**Exercise requirements**
Without including the pictures, copy out every line below.

**Information given**
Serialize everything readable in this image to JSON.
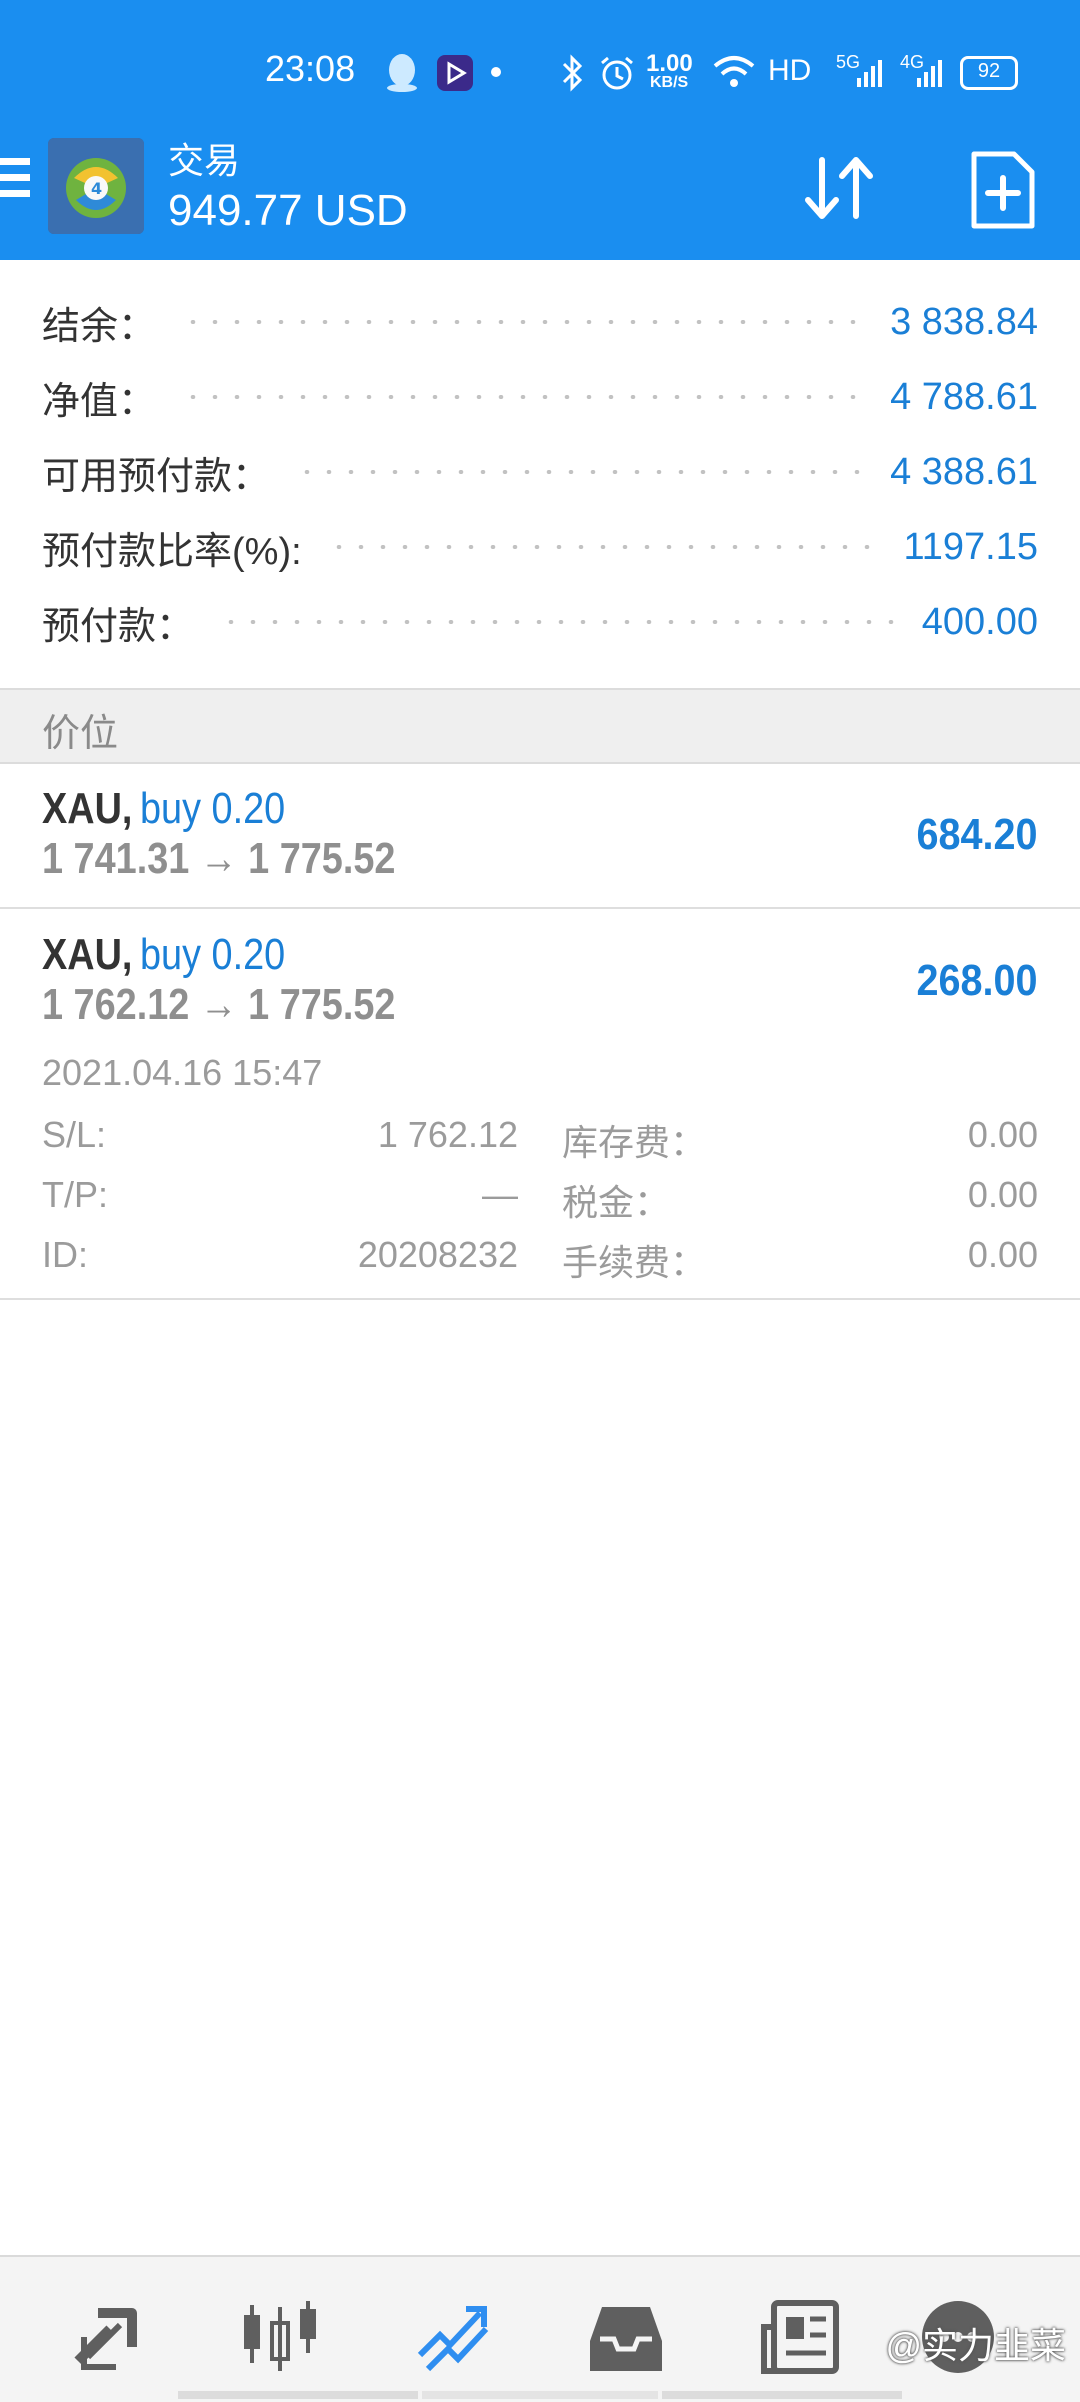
{
  "status_bar": {
    "time": "23:08",
    "net_speed_value": "1.00",
    "net_speed_unit": "KB/S",
    "hd_label": "HD",
    "signal_5g": "5G",
    "signal_4g": "4G",
    "battery": "92",
    "icons": [
      "qq-icon",
      "video-app-icon",
      "notification-dot-icon",
      "bluetooth-icon",
      "alarm-icon",
      "wifi-icon",
      "signal-icon",
      "battery-icon"
    ]
  },
  "app_bar": {
    "title": "交易",
    "balance": "949.77 USD",
    "icons": [
      "menu-icon",
      "metatrader-logo-icon",
      "sort-arrows-icon",
      "new-order-icon"
    ]
  },
  "summary": [
    {
      "label": "结余：",
      "value": "3 838.84"
    },
    {
      "label": "净值：",
      "value": "4 788.61"
    },
    {
      "label": "可用预付款：",
      "value": "4 388.61"
    },
    {
      "label": "预付款比率(%):",
      "value": "1197.15"
    },
    {
      "label": "预付款：",
      "value": "400.00"
    }
  ],
  "section_header": "价位",
  "positions": [
    {
      "symbol": "XAU,",
      "side": "buy 0.20",
      "prices": "1 741.31 → 1 775.52",
      "profit": "684.20"
    },
    {
      "symbol": "XAU,",
      "side": "buy 0.20",
      "prices": "1 762.12 → 1 775.52",
      "profit": "268.00",
      "time": "2021.04.16 15:47",
      "details": {
        "sl_label": "S/L:",
        "sl_value": "1 762.12",
        "swap_label": "库存费：",
        "swap_value": "0.00",
        "tp_label": "T/P:",
        "tp_value": "—",
        "tax_label": "税金：",
        "tax_value": "0.00",
        "id_label": "ID:",
        "id_value": "20208232",
        "commission_label": "手续费：",
        "commission_value": "0.00"
      }
    }
  ],
  "bottom_nav": {
    "items": [
      "quotes-icon",
      "chart-icon",
      "trade-icon",
      "history-icon",
      "news-icon",
      "chat-icon"
    ],
    "active": "trade-icon",
    "watermark": "@实力韭菜"
  },
  "colors": {
    "primary": "#1a8ef0",
    "value_blue": "#1a7fd6",
    "muted_gray": "#8f8f8f"
  }
}
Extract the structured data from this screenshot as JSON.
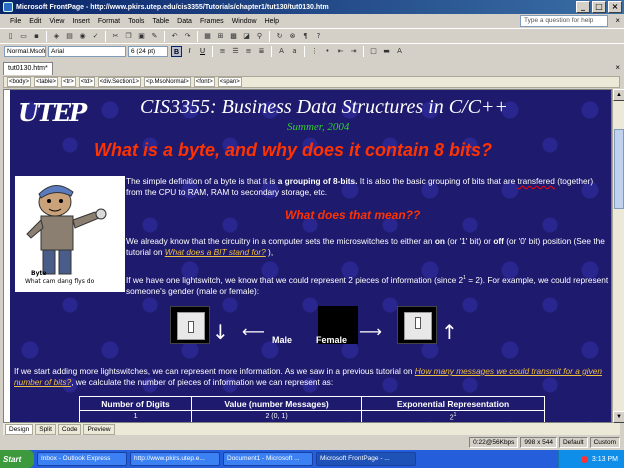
{
  "window": {
    "title": "Microsoft FrontPage - http://www.pkirs.utep.edu/cis3355/Tutorials/chapter1/tut130/tut0130.htm",
    "minimize": "_",
    "maximize": "□",
    "close": "×"
  },
  "menu": {
    "items": [
      "File",
      "Edit",
      "View",
      "Insert",
      "Format",
      "Tools",
      "Table",
      "Data",
      "Frames",
      "Window",
      "Help"
    ],
    "help_placeholder": "Type a question for help",
    "close_glyph": "×"
  },
  "format_toolbar": {
    "style": "Normal.Msofr",
    "font": "Arial",
    "size": "6 (24 pt)",
    "bold": "B",
    "italic": "I",
    "underline": "U"
  },
  "document_tab": {
    "label": "tut0130.htm*",
    "close_glyph": "×"
  },
  "tag_selector": [
    "<body>",
    "<table>",
    "<tr>",
    "<td>",
    "<div.Section1>",
    "<p.MsoNormal>",
    "<font>",
    "<span>"
  ],
  "page": {
    "logo": "UTEP",
    "course_title": "CIS3355: Business Data Structures in C/C++",
    "subtitle": "Summer, 2004",
    "heading": "What is a byte, and why does it contain 8 bits?",
    "clipart_caption_1": "Byte",
    "clipart_caption_2": "What cam dang flys do",
    "p1_a": "The simple definition of a byte is that it is ",
    "p1_bold": "a grouping of 8-bits.",
    "p1_b": " It is also the basic grouping of bits that are ",
    "p1_misspelled": "transfered",
    "p1_c": " (together) from the CPU to RAM, RAM to secondary storage, etc.",
    "question": "What does that mean??",
    "p2_a": "We already know that the circuitry in a computer sets the microswitches to either an ",
    "p2_on": "on",
    "p2_b": " (or '1' bit) or ",
    "p2_off": "off",
    "p2_c": " (or '0' bit) position (See the tutorial on ",
    "p2_link": "What does a BIT stand for?",
    "p2_d": " ),",
    "p3_a": "If we have one lightswitch, we know that we could represent 2 pieces of information (since 2",
    "p3_sup": "1",
    "p3_b": " = 2).  For example, we could represent someone's gender (male or female):",
    "label_male": "Male",
    "label_female": "Female",
    "p4_a": "If we start adding more lightswitches, we can represent more information. As we saw in a previous tutorial on ",
    "p4_link": "How many messages we could transmit for a given number of bits?",
    "p4_b": ", we calculate the number of pieces of information we can represent as:",
    "table": {
      "headers": [
        "Number of Digits",
        "Value (number Messages)",
        "Exponential Representation"
      ],
      "row1": [
        "1",
        "2 (0, 1)",
        "2"
      ],
      "row1_sup": "1"
    }
  },
  "view_tabs": [
    "Design",
    "Split",
    "Code",
    "Preview"
  ],
  "status": {
    "speed": "0:22@56Kbps",
    "size": "998 x 544",
    "mode1": "Default",
    "mode2": "Custom"
  },
  "taskbar": {
    "start": "Start",
    "items": [
      "Inbox - Outlook Express",
      "http://www.pkirs.utep.e...",
      "Document1 - Microsoft ...",
      "Microsoft FrontPage - ..."
    ],
    "clock": "3:13 PM"
  }
}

**Full response**
Serialize everything readable in this image to JSON.
{
  "status_bar": {
    "time": "23:08",
    "net_speed_value": "1.00",
    "net_speed_unit": "KB/S",
    "hd_label": "HD",
    "signal_5g": "5G",
    "signal_4g": "4G",
    "battery": "92",
    "icons": [
      "qq-icon",
      "video-app-icon",
      "notification-dot-icon",
      "bluetooth-icon",
      "alarm-icon",
      "wifi-icon",
      "signal-icon",
      "battery-icon"
    ]
  },
  "app_bar": {
    "title": "交易",
    "balance": "949.77 USD",
    "icons": [
      "menu-icon",
      "metatrader-logo-icon",
      "sort-arrows-icon",
      "new-order-icon"
    ]
  },
  "summary": [
    {
      "label": "结余：",
      "value": "3 838.84"
    },
    {
      "label": "净值：",
      "value": "4 788.61"
    },
    {
      "label": "可用预付款：",
      "value": "4 388.61"
    },
    {
      "label": "预付款比率(%):",
      "value": "1197.15"
    },
    {
      "label": "预付款：",
      "value": "400.00"
    }
  ],
  "section_header": "价位",
  "positions": [
    {
      "symbol": "XAU,",
      "side": "buy 0.20",
      "prices": "1 741.31 → 1 775.52",
      "profit": "684.20"
    },
    {
      "symbol": "XAU,",
      "side": "buy 0.20",
      "prices": "1 762.12 → 1 775.52",
      "profit": "268.00",
      "time": "2021.04.16 15:47",
      "details": {
        "sl_label": "S/L:",
        "sl_value": "1 762.12",
        "swap_label": "库存费：",
        "swap_value": "0.00",
        "tp_label": "T/P:",
        "tp_value": "—",
        "tax_label": "税金：",
        "tax_value": "0.00",
        "id_label": "ID:",
        "id_value": "20208232",
        "commission_label": "手续费：",
        "commission_value": "0.00"
      }
    }
  ],
  "bottom_nav": {
    "items": [
      "quotes-icon",
      "chart-icon",
      "trade-icon",
      "history-icon",
      "news-icon",
      "chat-icon"
    ],
    "active": "trade-icon",
    "watermark": "@实力韭菜"
  },
  "colors": {
    "primary": "#1a8ef0",
    "value_blue": "#1a7fd6",
    "muted_gray": "#8f8f8f"
  }
}
Extract the structured data from this screenshot as JSON.
{
  "window": {
    "title": "Microsoft FrontPage - http://www.pkirs.utep.edu/cis3355/Tutorials/chapter1/tut130/tut0130.htm",
    "minimize": "_",
    "maximize": "□",
    "close": "×"
  },
  "menu": {
    "items": [
      "File",
      "Edit",
      "View",
      "Insert",
      "Format",
      "Tools",
      "Table",
      "Data",
      "Frames",
      "Window",
      "Help"
    ],
    "help_placeholder": "Type a question for help",
    "close_glyph": "×"
  },
  "format_toolbar": {
    "style": "Normal.Msofr",
    "font": "Arial",
    "size": "6 (24 pt)",
    "bold": "B",
    "italic": "I",
    "underline": "U"
  },
  "document_tab": {
    "label": "tut0130.htm*",
    "close_glyph": "×"
  },
  "tag_selector": [
    "<body>",
    "<table>",
    "<tr>",
    "<td>",
    "<div.Section1>",
    "<p.MsoNormal>",
    "<font>",
    "<span>"
  ],
  "page": {
    "logo": "UTEP",
    "course_title": "CIS3355: Business Data Structures in C/C++",
    "subtitle": "Summer, 2004",
    "heading": "What is a byte, and why does it contain 8 bits?",
    "clipart_caption_1": "Byte",
    "clipart_caption_2": "What cam dang flys do",
    "p1_a": "The simple definition of a byte is that it is ",
    "p1_bold": "a grouping of 8-bits.",
    "p1_b": " It is also the basic grouping of bits that are ",
    "p1_misspelled": "transfered",
    "p1_c": " (together) from the CPU to RAM, RAM to secondary storage, etc.",
    "question": "What does that mean??",
    "p2_a": "We already know that the circuitry in a computer sets the microswitches to either an ",
    "p2_on": "on",
    "p2_b": " (or '1' bit) or ",
    "p2_off": "off",
    "p2_c": " (or '0' bit) position (See the tutorial on ",
    "p2_link": "What does a BIT stand for?",
    "p2_d": " ),",
    "p3_a": "If we have one lightswitch, we know that we could represent 2 pieces of information (since 2",
    "p3_sup": "1",
    "p3_b": " = 2).  For example, we could represent someone's gender (male or female):",
    "label_male": "Male",
    "label_female": "Female",
    "p4_a": "If we start adding more lightswitches, we can represent more information. As we saw in a previous tutorial on ",
    "p4_link": "How many messages we could transmit for a given number of bits?",
    "p4_b": ", we calculate the number of pieces of information we can represent as:",
    "table": {
      "headers": [
        "Number of Digits",
        "Value (number Messages)",
        "Exponential Representation"
      ],
      "row1": [
        "1",
        "2 (0, 1)",
        "2"
      ],
      "row1_sup": "1"
    }
  },
  "view_tabs": [
    "Design",
    "Split",
    "Code",
    "Preview"
  ],
  "status": {
    "speed": "0:22@56Kbps",
    "size": "998 x 544",
    "mode1": "Default",
    "mode2": "Custom"
  },
  "taskbar": {
    "start": "Start",
    "items": [
      "Inbox - Outlook Express",
      "http://www.pkirs.utep.e...",
      "Document1 - Microsoft ...",
      "Microsoft FrontPage - ..."
    ],
    "clock": "3:13 PM"
  }
}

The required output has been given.